* BEGIN EXERCISE INPUT *

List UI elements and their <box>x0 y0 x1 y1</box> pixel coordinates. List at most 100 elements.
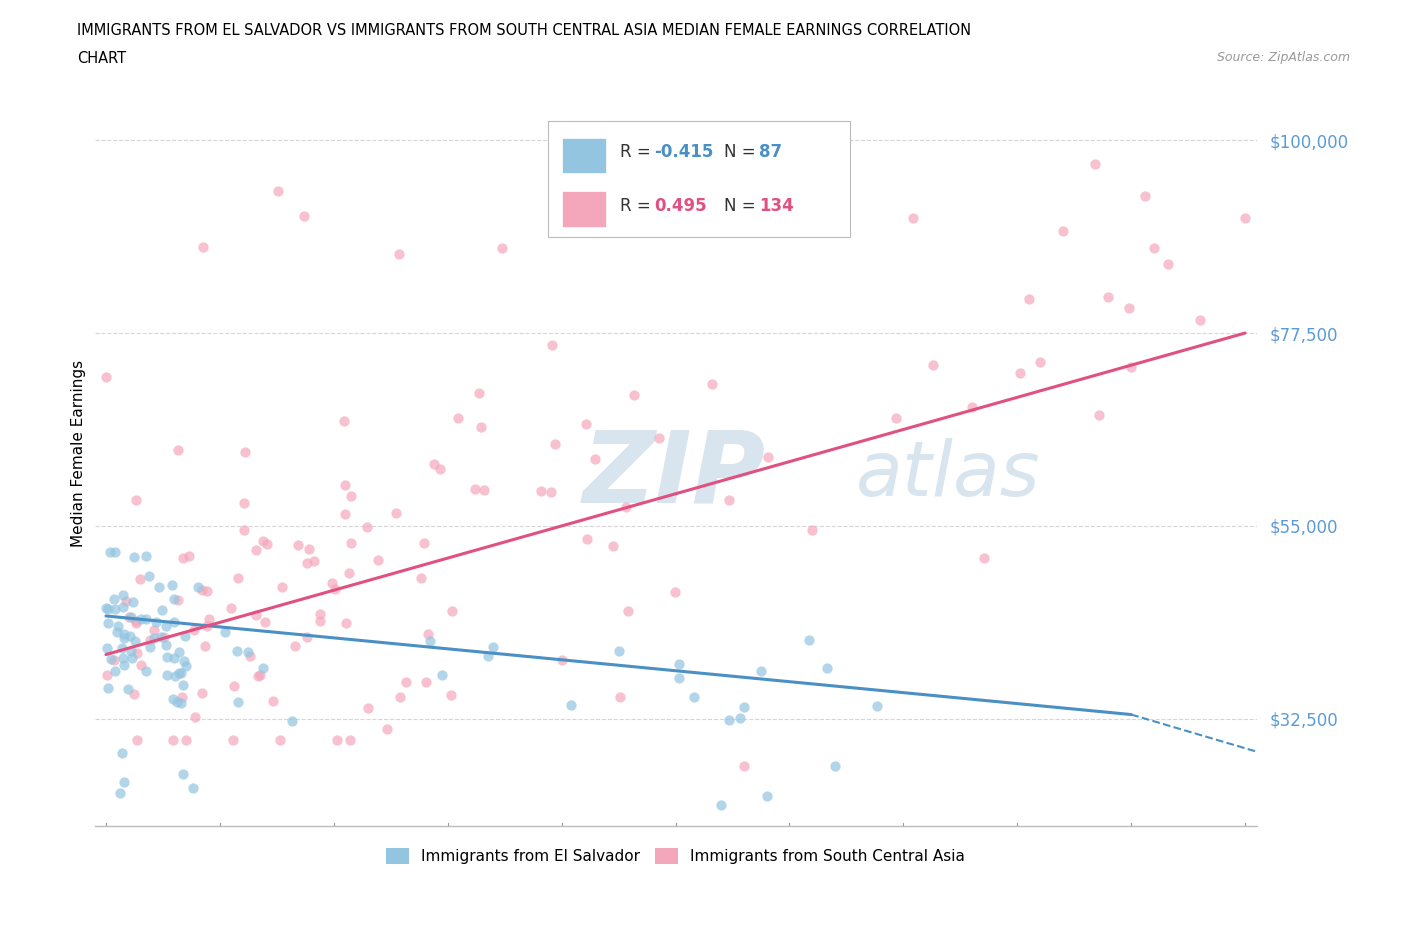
Point <box>1018 292 1040 307</box>
Point <box>388 690 411 705</box>
Point <box>194 638 217 653</box>
Text: ZIP: ZIP <box>582 427 766 524</box>
Point <box>115 593 138 608</box>
Point <box>733 699 755 714</box>
Point <box>156 668 179 683</box>
Point <box>111 640 134 655</box>
Point <box>262 694 284 709</box>
Point <box>224 679 246 694</box>
Point <box>357 700 380 715</box>
Point <box>540 338 562 352</box>
Point <box>174 629 197 644</box>
Point <box>219 600 242 615</box>
Text: atlas: atlas <box>856 438 1040 512</box>
Point <box>710 797 733 812</box>
Point <box>284 638 307 653</box>
Point <box>156 650 179 665</box>
Point <box>172 678 194 693</box>
Point <box>225 644 247 658</box>
Point <box>337 566 360 581</box>
Point <box>163 615 186 630</box>
Point <box>297 630 319 644</box>
Point <box>160 578 183 592</box>
Point <box>214 625 236 640</box>
Point <box>326 733 349 748</box>
Point <box>388 246 411 261</box>
Point <box>575 417 598 432</box>
Point <box>125 616 148 631</box>
Point <box>167 443 190 458</box>
Point <box>246 669 269 684</box>
Point <box>1234 210 1257 225</box>
Point <box>104 602 127 617</box>
Point <box>1097 289 1119 304</box>
FancyBboxPatch shape <box>548 121 849 237</box>
Point <box>339 733 361 748</box>
Point <box>104 544 127 559</box>
Point <box>97 616 120 631</box>
Point <box>245 542 267 557</box>
Point <box>1088 407 1111 422</box>
Point <box>340 489 363 504</box>
Point <box>174 658 197 673</box>
Point <box>472 483 495 498</box>
Point <box>718 712 741 727</box>
Point <box>664 584 686 599</box>
Point <box>183 622 205 637</box>
Point <box>254 615 277 630</box>
Point <box>166 694 188 709</box>
Point <box>125 733 148 748</box>
Point <box>163 650 186 665</box>
Point <box>239 649 262 664</box>
Point <box>120 629 142 644</box>
Point <box>817 661 839 676</box>
Point <box>415 674 437 689</box>
Point <box>112 631 135 645</box>
Point <box>96 601 118 616</box>
Point <box>683 690 706 705</box>
Point <box>540 485 562 499</box>
Point <box>148 579 170 594</box>
Point <box>233 522 256 537</box>
Point <box>103 591 125 606</box>
Point <box>103 653 125 668</box>
Point <box>122 686 145 701</box>
Point <box>256 537 278 551</box>
Point <box>150 603 173 618</box>
Point <box>191 582 214 597</box>
Point <box>356 520 378 535</box>
Point <box>129 611 152 626</box>
Point <box>419 633 441 648</box>
Point <box>281 714 304 729</box>
Point <box>560 698 582 712</box>
Point <box>367 552 389 567</box>
Point <box>409 571 432 586</box>
Text: CHART: CHART <box>77 51 127 66</box>
Point <box>292 208 315 223</box>
Point <box>551 653 574 668</box>
Point <box>122 595 145 610</box>
Text: 0.495: 0.495 <box>655 197 707 215</box>
Point <box>127 645 149 660</box>
Point <box>385 506 408 521</box>
Point <box>800 523 823 538</box>
Point <box>233 445 256 459</box>
Point <box>477 649 499 664</box>
Point <box>607 644 630 658</box>
Point <box>98 544 121 559</box>
Point <box>97 602 120 617</box>
Point <box>112 658 135 672</box>
Point <box>153 630 176 644</box>
Text: -0.415: -0.415 <box>655 143 714 162</box>
Point <box>174 733 197 748</box>
Point <box>195 584 218 599</box>
Point <box>1118 300 1140 315</box>
Point <box>287 538 309 552</box>
Point <box>163 669 186 684</box>
Point <box>323 581 346 596</box>
Point <box>648 431 671 445</box>
Point <box>233 496 256 511</box>
Point <box>1029 355 1052 370</box>
Point <box>129 658 152 672</box>
Point <box>440 604 463 618</box>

* END EXERCISE INPUT *

Find every line in the records above that contains the string "Text", matching case exactly, and copy each such line.

#### [PROBLEM SOLUTION]
Text: ZIP: ZIP <box>582 427 766 524</box>
Text: atlas: atlas <box>856 438 1040 512</box>
Text: CHART: CHART <box>77 51 127 66</box>
Text: 0.495: 0.495 <box>655 197 707 215</box>
Text: -0.415: -0.415 <box>655 143 714 162</box>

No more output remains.